━━ Dataset rows ━━

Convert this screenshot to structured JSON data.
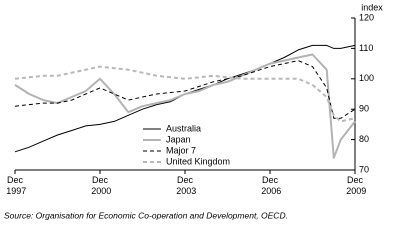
{
  "chart_data": {
    "type": "line",
    "y_label": "index",
    "source": "Source: Organisation for Economic Co-operation and Development, OECD.",
    "x": [
      1997.92,
      1998.42,
      1998.92,
      1999.42,
      1999.92,
      2000.42,
      2000.92,
      2001.42,
      2001.92,
      2002.42,
      2002.92,
      2003.42,
      2003.92,
      2004.42,
      2004.92,
      2005.42,
      2005.92,
      2006.42,
      2006.92,
      2007.42,
      2007.92,
      2008.42,
      2008.92,
      2009.17,
      2009.42,
      2009.92
    ],
    "series": [
      {
        "name": "Australia",
        "color": "#000000",
        "dash": false,
        "width": 1,
        "values": [
          76,
          77.5,
          79.5,
          81.5,
          83,
          84.5,
          85,
          86,
          88,
          90,
          91.5,
          92.5,
          95,
          96.5,
          98,
          100,
          101.5,
          103,
          105,
          107,
          109.5,
          111,
          111,
          110,
          110,
          111
        ]
      },
      {
        "name": "Japan",
        "color": "#b3b3b3",
        "dash": false,
        "width": 2,
        "values": [
          98,
          95,
          93,
          92,
          94,
          96,
          100,
          95,
          89,
          91,
          92,
          93,
          95,
          96,
          98,
          99,
          101,
          103,
          105,
          106,
          107,
          108,
          103,
          74,
          80,
          86
        ]
      },
      {
        "name": "Major 7",
        "color": "#000000",
        "dash": true,
        "width": 1,
        "values": [
          91,
          91.5,
          92,
          92,
          93,
          95,
          97,
          95,
          93,
          94,
          95,
          95.5,
          96,
          97.5,
          99,
          100,
          101,
          102.5,
          104,
          105,
          106,
          104,
          97,
          87,
          87,
          90
        ]
      },
      {
        "name": "United Kingdom",
        "color": "#b8b8b8",
        "dash": true,
        "width": 2,
        "values": [
          100,
          100.5,
          101,
          101,
          102,
          103,
          104,
          103.5,
          103,
          102,
          101,
          100.5,
          100,
          100.5,
          101,
          100.5,
          100,
          100,
          100,
          100,
          100,
          98,
          94,
          88,
          86,
          87
        ]
      }
    ],
    "xlim": [
      1997.92,
      2009.92
    ],
    "xticks": [
      {
        "value": 1997.92,
        "label": "Dec 1997"
      },
      {
        "value": 2000.92,
        "label": "Dec 2000"
      },
      {
        "value": 2003.92,
        "label": "Dec 2003"
      },
      {
        "value": 2006.92,
        "label": "Dec 2006"
      },
      {
        "value": 2009.92,
        "label": "Dec 2009"
      }
    ],
    "ylim": [
      70,
      120
    ],
    "yticks": [
      70,
      80,
      90,
      100,
      110,
      120
    ],
    "grid": false
  }
}
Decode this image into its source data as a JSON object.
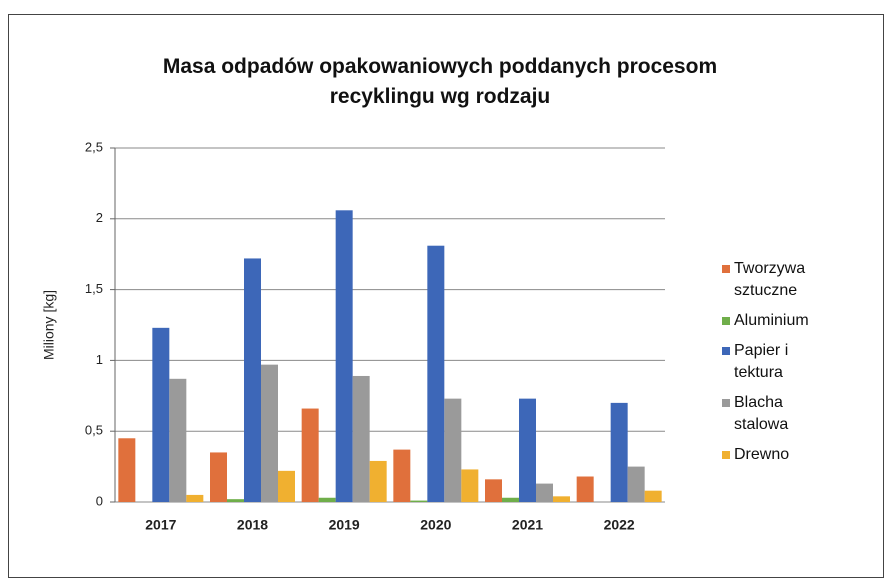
{
  "chart_data": {
    "type": "bar",
    "title": "Masa odpadów opakowaniowych poddanych procesom recyklingu wg rodzaju",
    "y_label": "Miliony [kg]",
    "categories": [
      "2017",
      "2018",
      "2019",
      "2020",
      "2021",
      "2022"
    ],
    "series": [
      {
        "name": "Tworzywa sztuczne",
        "color": "#e0703c",
        "values": [
          0.45,
          0.35,
          0.66,
          0.37,
          0.16,
          0.18
        ]
      },
      {
        "name": "Aluminium",
        "color": "#6fae4a",
        "values": [
          0,
          0.02,
          0.03,
          0.01,
          0.03,
          0
        ]
      },
      {
        "name": "Papier i tektura",
        "color": "#3d67b8",
        "values": [
          1.23,
          1.72,
          2.06,
          1.81,
          0.73,
          0.7
        ]
      },
      {
        "name": "Blacha stalowa",
        "color": "#9a9a9a",
        "values": [
          0.87,
          0.97,
          0.89,
          0.73,
          0.13,
          0.25
        ]
      },
      {
        "name": "Drewno",
        "color": "#f0b030",
        "values": [
          0.05,
          0.22,
          0.29,
          0.23,
          0.04,
          0.08
        ]
      }
    ],
    "ylim": [
      0,
      2.5
    ],
    "yticks": [
      0,
      {
        "value": 0.5,
        "label": "0,5"
      },
      1,
      {
        "value": 1.5,
        "label": "1,5"
      },
      2,
      {
        "value": 2.5,
        "label": "2,5"
      }
    ],
    "grid": true,
    "legend": "right"
  }
}
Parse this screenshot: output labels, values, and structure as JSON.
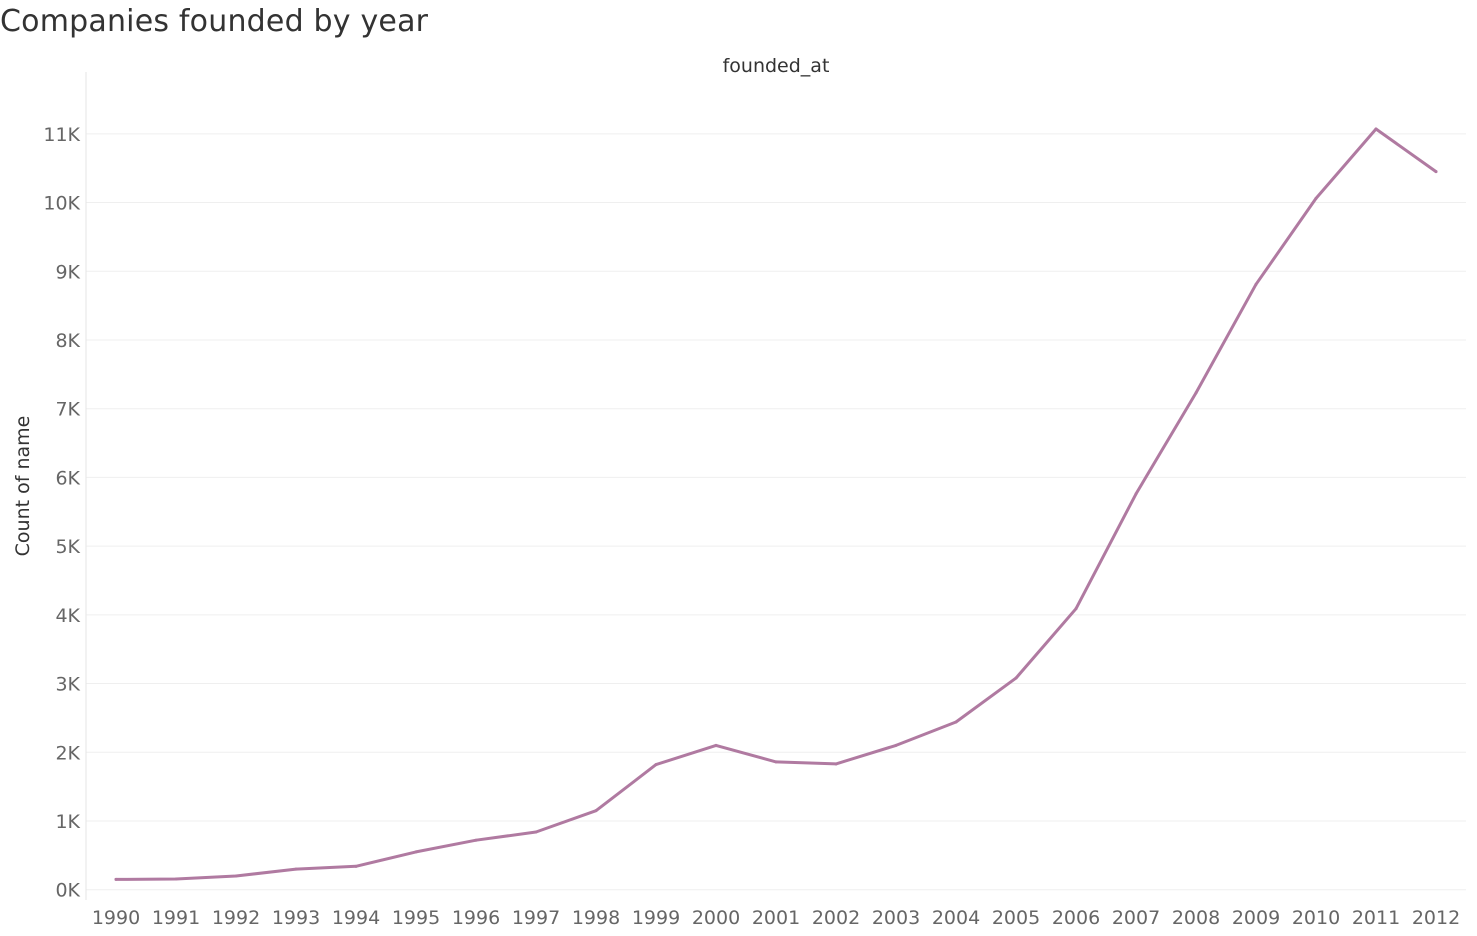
{
  "title": "Companies founded by year",
  "chart_data": {
    "type": "line",
    "title": "Companies founded by year",
    "xlabel": "founded_at",
    "ylabel": "Count of name",
    "x": [
      1990,
      1991,
      1992,
      1993,
      1994,
      1995,
      1996,
      1997,
      1998,
      1999,
      2000,
      2001,
      2002,
      2003,
      2004,
      2005,
      2006,
      2007,
      2008,
      2009,
      2010,
      2011,
      2012
    ],
    "x_tick_labels": [
      "1990",
      "1991",
      "1992",
      "1993",
      "1994",
      "1995",
      "1996",
      "1997",
      "1998",
      "1999",
      "2000",
      "2001",
      "2002",
      "2003",
      "2004",
      "2005",
      "2006",
      "2007",
      "2008",
      "2009",
      "2010",
      "2011",
      "2012"
    ],
    "series": [
      {
        "values": [
          150,
          155,
          200,
          300,
          340,
          550,
          720,
          840,
          1150,
          1820,
          2100,
          1860,
          1830,
          2100,
          2440,
          3080,
          4090,
          5760,
          7230,
          8810,
          10060,
          11070,
          10450
        ],
        "color": "#b07aa1"
      }
    ],
    "y_ticks": [
      0,
      1000,
      2000,
      3000,
      4000,
      5000,
      6000,
      7000,
      8000,
      9000,
      10000,
      11000
    ],
    "y_tick_labels": [
      "0K",
      "1K",
      "2K",
      "3K",
      "4K",
      "5K",
      "6K",
      "7K",
      "8K",
      "9K",
      "10K",
      "11K"
    ],
    "ylim": [
      -150,
      11900
    ],
    "grid": true,
    "legend": "none"
  }
}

━━━

Task details:
Reproduce the material above in full, exactly, with no images.

Answer in full:
Convert this screenshot to structured JSON data.
{
  "chart_data": {
    "type": "line",
    "y_label": "index",
    "source": "Source: Organisation for Economic Co-operation and Development, OECD.",
    "x": [
      1997.92,
      1998.42,
      1998.92,
      1999.42,
      1999.92,
      2000.42,
      2000.92,
      2001.42,
      2001.92,
      2002.42,
      2002.92,
      2003.42,
      2003.92,
      2004.42,
      2004.92,
      2005.42,
      2005.92,
      2006.42,
      2006.92,
      2007.42,
      2007.92,
      2008.42,
      2008.92,
      2009.17,
      2009.42,
      2009.92
    ],
    "series": [
      {
        "name": "Australia",
        "color": "#000000",
        "dash": false,
        "width": 1,
        "values": [
          76,
          77.5,
          79.5,
          81.5,
          83,
          84.5,
          85,
          86,
          88,
          90,
          91.5,
          92.5,
          95,
          96.5,
          98,
          100,
          101.5,
          103,
          105,
          107,
          109.5,
          111,
          111,
          110,
          110,
          111
        ]
      },
      {
        "name": "Japan",
        "color": "#b3b3b3",
        "dash": false,
        "width": 2,
        "values": [
          98,
          95,
          93,
          92,
          94,
          96,
          100,
          95,
          89,
          91,
          92,
          93,
          95,
          96,
          98,
          99,
          101,
          103,
          105,
          106,
          107,
          108,
          103,
          74,
          80,
          86
        ]
      },
      {
        "name": "Major 7",
        "color": "#000000",
        "dash": true,
        "width": 1,
        "values": [
          91,
          91.5,
          92,
          92,
          93,
          95,
          97,
          95,
          93,
          94,
          95,
          95.5,
          96,
          97.5,
          99,
          100,
          101,
          102.5,
          104,
          105,
          106,
          104,
          97,
          87,
          87,
          90
        ]
      },
      {
        "name": "United Kingdom",
        "color": "#b8b8b8",
        "dash": true,
        "width": 2,
        "values": [
          100,
          100.5,
          101,
          101,
          102,
          103,
          104,
          103.5,
          103,
          102,
          101,
          100.5,
          100,
          100.5,
          101,
          100.5,
          100,
          100,
          100,
          100,
          100,
          98,
          94,
          88,
          86,
          87
        ]
      }
    ],
    "xlim": [
      1997.92,
      2009.92
    ],
    "xticks": [
      {
        "value": 1997.92,
        "label": "Dec 1997"
      },
      {
        "value": 2000.92,
        "label": "Dec 2000"
      },
      {
        "value": 2003.92,
        "label": "Dec 2003"
      },
      {
        "value": 2006.92,
        "label": "Dec 2006"
      },
      {
        "value": 2009.92,
        "label": "Dec 2009"
      }
    ],
    "ylim": [
      70,
      120
    ],
    "yticks": [
      70,
      80,
      90,
      100,
      110,
      120
    ],
    "grid": false
  }
}
Decode this image into its source data as a JSON object.
{
  "chart_data": {
    "type": "bar",
    "title": "Masa odpadów opakowaniowych poddanych procesom recyklingu wg rodzaju",
    "y_label": "Miliony [kg]",
    "categories": [
      "2017",
      "2018",
      "2019",
      "2020",
      "2021",
      "2022"
    ],
    "series": [
      {
        "name": "Tworzywa sztuczne",
        "color": "#e0703c",
        "values": [
          0.45,
          0.35,
          0.66,
          0.37,
          0.16,
          0.18
        ]
      },
      {
        "name": "Aluminium",
        "color": "#6fae4a",
        "values": [
          0,
          0.02,
          0.03,
          0.01,
          0.03,
          0
        ]
      },
      {
        "name": "Papier i tektura",
        "color": "#3d67b8",
        "values": [
          1.23,
          1.72,
          2.06,
          1.81,
          0.73,
          0.7
        ]
      },
      {
        "name": "Blacha stalowa",
        "color": "#9a9a9a",
        "values": [
          0.87,
          0.97,
          0.89,
          0.73,
          0.13,
          0.25
        ]
      },
      {
        "name": "Drewno",
        "color": "#f0b030",
        "values": [
          0.05,
          0.22,
          0.29,
          0.23,
          0.04,
          0.08
        ]
      }
    ],
    "ylim": [
      0,
      2.5
    ],
    "yticks": [
      0,
      {
        "value": 0.5,
        "label": "0,5"
      },
      1,
      {
        "value": 1.5,
        "label": "1,5"
      },
      2,
      {
        "value": 2.5,
        "label": "2,5"
      }
    ],
    "grid": true,
    "legend": "right"
  }
}
Parse this screenshot: output labels, values, and structure as JSON.
{
  "title": "Companies founded by year",
  "chart_data": {
    "type": "line",
    "title": "Companies founded by year",
    "xlabel": "founded_at",
    "ylabel": "Count of name",
    "x": [
      1990,
      1991,
      1992,
      1993,
      1994,
      1995,
      1996,
      1997,
      1998,
      1999,
      2000,
      2001,
      2002,
      2003,
      2004,
      2005,
      2006,
      2007,
      2008,
      2009,
      2010,
      2011,
      2012
    ],
    "x_tick_labels": [
      "1990",
      "1991",
      "1992",
      "1993",
      "1994",
      "1995",
      "1996",
      "1997",
      "1998",
      "1999",
      "2000",
      "2001",
      "2002",
      "2003",
      "2004",
      "2005",
      "2006",
      "2007",
      "2008",
      "2009",
      "2010",
      "2011",
      "2012"
    ],
    "series": [
      {
        "values": [
          150,
          155,
          200,
          300,
          340,
          550,
          720,
          840,
          1150,
          1820,
          2100,
          1860,
          1830,
          2100,
          2440,
          3080,
          4090,
          5760,
          7230,
          8810,
          10060,
          11070,
          10450
        ],
        "color": "#b07aa1"
      }
    ],
    "y_ticks": [
      0,
      1000,
      2000,
      3000,
      4000,
      5000,
      6000,
      7000,
      8000,
      9000,
      10000,
      11000
    ],
    "y_tick_labels": [
      "0K",
      "1K",
      "2K",
      "3K",
      "4K",
      "5K",
      "6K",
      "7K",
      "8K",
      "9K",
      "10K",
      "11K"
    ],
    "ylim": [
      -150,
      11900
    ],
    "grid": true,
    "legend": "none"
  }
}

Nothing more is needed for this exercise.